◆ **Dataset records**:
================

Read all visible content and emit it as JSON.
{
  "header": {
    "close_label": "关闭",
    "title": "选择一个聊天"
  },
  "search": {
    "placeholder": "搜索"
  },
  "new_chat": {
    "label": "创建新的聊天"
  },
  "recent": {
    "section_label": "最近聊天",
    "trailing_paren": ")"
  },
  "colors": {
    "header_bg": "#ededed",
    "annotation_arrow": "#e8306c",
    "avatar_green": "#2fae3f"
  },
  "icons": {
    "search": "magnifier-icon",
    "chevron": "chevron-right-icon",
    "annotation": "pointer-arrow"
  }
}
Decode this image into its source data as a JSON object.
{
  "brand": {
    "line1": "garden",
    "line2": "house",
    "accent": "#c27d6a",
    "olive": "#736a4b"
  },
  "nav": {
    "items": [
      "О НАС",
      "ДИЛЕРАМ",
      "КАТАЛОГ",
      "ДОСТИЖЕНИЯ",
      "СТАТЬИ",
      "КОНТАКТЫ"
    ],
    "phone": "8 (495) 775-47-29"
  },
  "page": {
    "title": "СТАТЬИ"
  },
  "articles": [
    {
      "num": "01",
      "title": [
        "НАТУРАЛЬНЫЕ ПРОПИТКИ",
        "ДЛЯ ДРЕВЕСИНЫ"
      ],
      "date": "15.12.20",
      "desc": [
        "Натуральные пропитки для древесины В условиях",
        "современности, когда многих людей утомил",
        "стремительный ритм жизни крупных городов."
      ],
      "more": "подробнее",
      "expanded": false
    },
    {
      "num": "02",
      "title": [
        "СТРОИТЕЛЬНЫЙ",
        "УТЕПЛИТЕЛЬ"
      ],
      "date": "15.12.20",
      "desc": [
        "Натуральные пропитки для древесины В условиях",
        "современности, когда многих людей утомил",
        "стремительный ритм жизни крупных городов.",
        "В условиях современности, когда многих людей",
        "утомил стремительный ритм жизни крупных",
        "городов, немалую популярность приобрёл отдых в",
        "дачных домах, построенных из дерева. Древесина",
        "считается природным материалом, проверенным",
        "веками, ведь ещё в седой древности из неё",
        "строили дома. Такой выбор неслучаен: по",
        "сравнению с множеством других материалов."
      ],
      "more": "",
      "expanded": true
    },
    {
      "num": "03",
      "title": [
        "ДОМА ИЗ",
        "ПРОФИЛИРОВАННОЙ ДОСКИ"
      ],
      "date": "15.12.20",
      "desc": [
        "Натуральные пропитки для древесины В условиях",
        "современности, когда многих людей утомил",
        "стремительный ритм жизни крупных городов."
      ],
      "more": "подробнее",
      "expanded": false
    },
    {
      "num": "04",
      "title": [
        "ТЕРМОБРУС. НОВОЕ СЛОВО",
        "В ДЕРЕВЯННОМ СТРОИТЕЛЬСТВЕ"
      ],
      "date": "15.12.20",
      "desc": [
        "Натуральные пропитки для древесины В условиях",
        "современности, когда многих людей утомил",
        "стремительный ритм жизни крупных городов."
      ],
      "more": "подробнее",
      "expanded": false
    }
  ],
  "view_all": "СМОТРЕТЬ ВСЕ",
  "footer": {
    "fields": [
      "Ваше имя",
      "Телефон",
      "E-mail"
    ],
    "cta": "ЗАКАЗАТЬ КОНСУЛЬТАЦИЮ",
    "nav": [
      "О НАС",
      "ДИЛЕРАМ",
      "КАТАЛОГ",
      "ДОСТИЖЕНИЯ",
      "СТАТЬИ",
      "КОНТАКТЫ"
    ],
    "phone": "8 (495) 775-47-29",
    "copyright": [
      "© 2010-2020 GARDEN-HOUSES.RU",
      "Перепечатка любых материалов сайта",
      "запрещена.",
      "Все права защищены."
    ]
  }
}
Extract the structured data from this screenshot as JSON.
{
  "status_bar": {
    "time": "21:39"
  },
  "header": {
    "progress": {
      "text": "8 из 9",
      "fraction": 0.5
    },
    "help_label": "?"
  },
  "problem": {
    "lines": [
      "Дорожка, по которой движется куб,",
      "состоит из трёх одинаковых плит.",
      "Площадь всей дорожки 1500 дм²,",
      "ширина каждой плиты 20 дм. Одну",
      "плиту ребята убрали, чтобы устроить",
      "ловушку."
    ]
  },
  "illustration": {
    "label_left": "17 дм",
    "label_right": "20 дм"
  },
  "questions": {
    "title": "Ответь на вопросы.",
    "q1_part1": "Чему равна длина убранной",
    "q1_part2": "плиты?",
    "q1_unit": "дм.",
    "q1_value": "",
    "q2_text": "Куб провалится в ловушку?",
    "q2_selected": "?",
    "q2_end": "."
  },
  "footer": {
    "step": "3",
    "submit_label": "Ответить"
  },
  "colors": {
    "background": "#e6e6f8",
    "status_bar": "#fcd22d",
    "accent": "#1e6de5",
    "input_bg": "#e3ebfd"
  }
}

================

◆ **Problem description**:
Set down every line of the listing above again, exactly as given.

◆ **Problem solution**:
Read all visible content and emit it as JSON.
{
  "header": {
    "close_label": "关闭",
    "title": "选择一个聊天"
  },
  "search": {
    "placeholder": "搜索"
  },
  "new_chat": {
    "label": "创建新的聊天"
  },
  "recent": {
    "section_label": "最近聊天",
    "trailing_paren": ")"
  },
  "colors": {
    "header_bg": "#ededed",
    "annotation_arrow": "#e8306c",
    "avatar_green": "#2fae3f"
  },
  "icons": {
    "search": "magnifier-icon",
    "chevron": "chevron-right-icon",
    "annotation": "pointer-arrow"
  }
}
Decode this image into its source data as a JSON object.
{
  "brand": {
    "line1": "garden",
    "line2": "house",
    "accent": "#c27d6a",
    "olive": "#736a4b"
  },
  "nav": {
    "items": [
      "О НАС",
      "ДИЛЕРАМ",
      "КАТАЛОГ",
      "ДОСТИЖЕНИЯ",
      "СТАТЬИ",
      "КОНТАКТЫ"
    ],
    "phone": "8 (495) 775-47-29"
  },
  "page": {
    "title": "СТАТЬИ"
  },
  "articles": [
    {
      "num": "01",
      "title": [
        "НАТУРАЛЬНЫЕ ПРОПИТКИ",
        "ДЛЯ ДРЕВЕСИНЫ"
      ],
      "date": "15.12.20",
      "desc": [
        "Натуральные пропитки для древесины В условиях",
        "современности, когда многих людей утомил",
        "стремительный ритм жизни крупных городов."
      ],
      "more": "подробнее",
      "expanded": false
    },
    {
      "num": "02",
      "title": [
        "СТРОИТЕЛЬНЫЙ",
        "УТЕПЛИТЕЛЬ"
      ],
      "date": "15.12.20",
      "desc": [
        "Натуральные пропитки для древесины В условиях",
        "современности, когда многих людей утомил",
        "стремительный ритм жизни крупных городов.",
        "В условиях современности, когда многих людей",
        "утомил стремительный ритм жизни крупных",
        "городов, немалую популярность приобрёл отдых в",
        "дачных домах, построенных из дерева. Древесина",
        "считается природным материалом, проверенным",
        "веками, ведь ещё в седой древности из неё",
        "строили дома. Такой выбор неслучаен: по",
        "сравнению с множеством других материалов."
      ],
      "more": "",
      "expanded": true
    },
    {
      "num": "03",
      "title": [
        "ДОМА ИЗ",
        "ПРОФИЛИРОВАННОЙ ДОСКИ"
      ],
      "date": "15.12.20",
      "desc": [
        "Натуральные пропитки для древесины В условиях",
        "современности, когда многих людей утомил",
        "стремительный ритм жизни крупных городов."
      ],
      "more": "подробнее",
      "expanded": false
    },
    {
      "num": "04",
      "title": [
        "ТЕРМОБРУС. НОВОЕ СЛОВО",
        "В ДЕРЕВЯННОМ СТРОИТЕЛЬСТВЕ"
      ],
      "date": "15.12.20",
      "desc": [
        "Натуральные пропитки для древесины В условиях",
        "современности, когда многих людей утомил",
        "стремительный ритм жизни крупных городов."
      ],
      "more": "подробнее",
      "expanded": false
    }
  ],
  "view_all": "СМОТРЕТЬ ВСЕ",
  "footer": {
    "fields": [
      "Ваше имя",
      "Телефон",
      "E-mail"
    ],
    "cta": "ЗАКАЗАТЬ КОНСУЛЬТАЦИЮ",
    "nav": [
      "О НАС",
      "ДИЛЕРАМ",
      "КАТАЛОГ",
      "ДОСТИЖЕНИЯ",
      "СТАТЬИ",
      "КОНТАКТЫ"
    ],
    "phone": "8 (495) 775-47-29",
    "copyright": [
      "© 2010-2020 GARDEN-HOUSES.RU",
      "Перепечатка любых материалов сайта",
      "запрещена.",
      "Все права защищены."
    ]
  }
}
Extract the structured data from this screenshot as JSON.
{
  "status_bar": {
    "time": "21:39"
  },
  "header": {
    "progress": {
      "text": "8 из 9",
      "fraction": 0.5
    },
    "help_label": "?"
  },
  "problem": {
    "lines": [
      "Дорожка, по которой движется куб,",
      "состоит из трёх одинаковых плит.",
      "Площадь всей дорожки 1500 дм²,",
      "ширина каждой плиты 20 дм. Одну",
      "плиту ребята убрали, чтобы устроить",
      "ловушку."
    ]
  },
  "illustration": {
    "label_left": "17 дм",
    "label_right": "20 дм"
  },
  "questions": {
    "title": "Ответь на вопросы.",
    "q1_part1": "Чему равна длина убранной",
    "q1_part2": "плиты?",
    "q1_unit": "дм.",
    "q1_value": "",
    "q2_text": "Куб провалится в ловушку?",
    "q2_selected": "?",
    "q2_end": "."
  },
  "footer": {
    "step": "3",
    "submit_label": "Ответить"
  },
  "colors": {
    "background": "#e6e6f8",
    "status_bar": "#fcd22d",
    "accent": "#1e6de5",
    "input_bg": "#e3ebfd"
  }
}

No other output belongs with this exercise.